- Objective -
Extract each line of the data below exactly as written.

-- START --

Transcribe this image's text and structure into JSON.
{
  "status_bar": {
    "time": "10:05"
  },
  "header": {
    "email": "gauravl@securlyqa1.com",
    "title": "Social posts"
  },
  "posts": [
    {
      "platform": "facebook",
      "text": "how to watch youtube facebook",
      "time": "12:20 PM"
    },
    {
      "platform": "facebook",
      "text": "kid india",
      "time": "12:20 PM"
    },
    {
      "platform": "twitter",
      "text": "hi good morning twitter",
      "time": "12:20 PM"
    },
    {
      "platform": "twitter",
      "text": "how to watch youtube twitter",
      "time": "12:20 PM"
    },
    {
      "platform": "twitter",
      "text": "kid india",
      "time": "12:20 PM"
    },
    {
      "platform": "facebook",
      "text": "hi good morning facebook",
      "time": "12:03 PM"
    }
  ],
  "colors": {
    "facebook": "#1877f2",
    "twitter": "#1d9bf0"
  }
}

-- END --

- Expected answer -
Transcribe this image's text and structure into JSON.
{
  "status_bar": {
    "time": "10:05"
  },
  "header": {
    "email": "gauravl@securlyqa1.com",
    "title": "Social posts"
  },
  "posts": [
    {
      "platform": "facebook",
      "text": "how to watch youtube facebook",
      "time": "12:20 PM"
    },
    {
      "platform": "facebook",
      "text": "kid india",
      "time": "12:20 PM"
    },
    {
      "platform": "twitter",
      "text": "hi good morning twitter",
      "time": "12:20 PM"
    },
    {
      "platform": "twitter",
      "text": "how to watch youtube twitter",
      "time": "12:20 PM"
    },
    {
      "platform": "twitter",
      "text": "kid india",
      "time": "12:20 PM"
    },
    {
      "platform": "facebook",
      "text": "hi good morning facebook",
      "time": "12:03 PM"
    }
  ],
  "colors": {
    "facebook": "#1877f2",
    "twitter": "#1d9bf0"
  }
}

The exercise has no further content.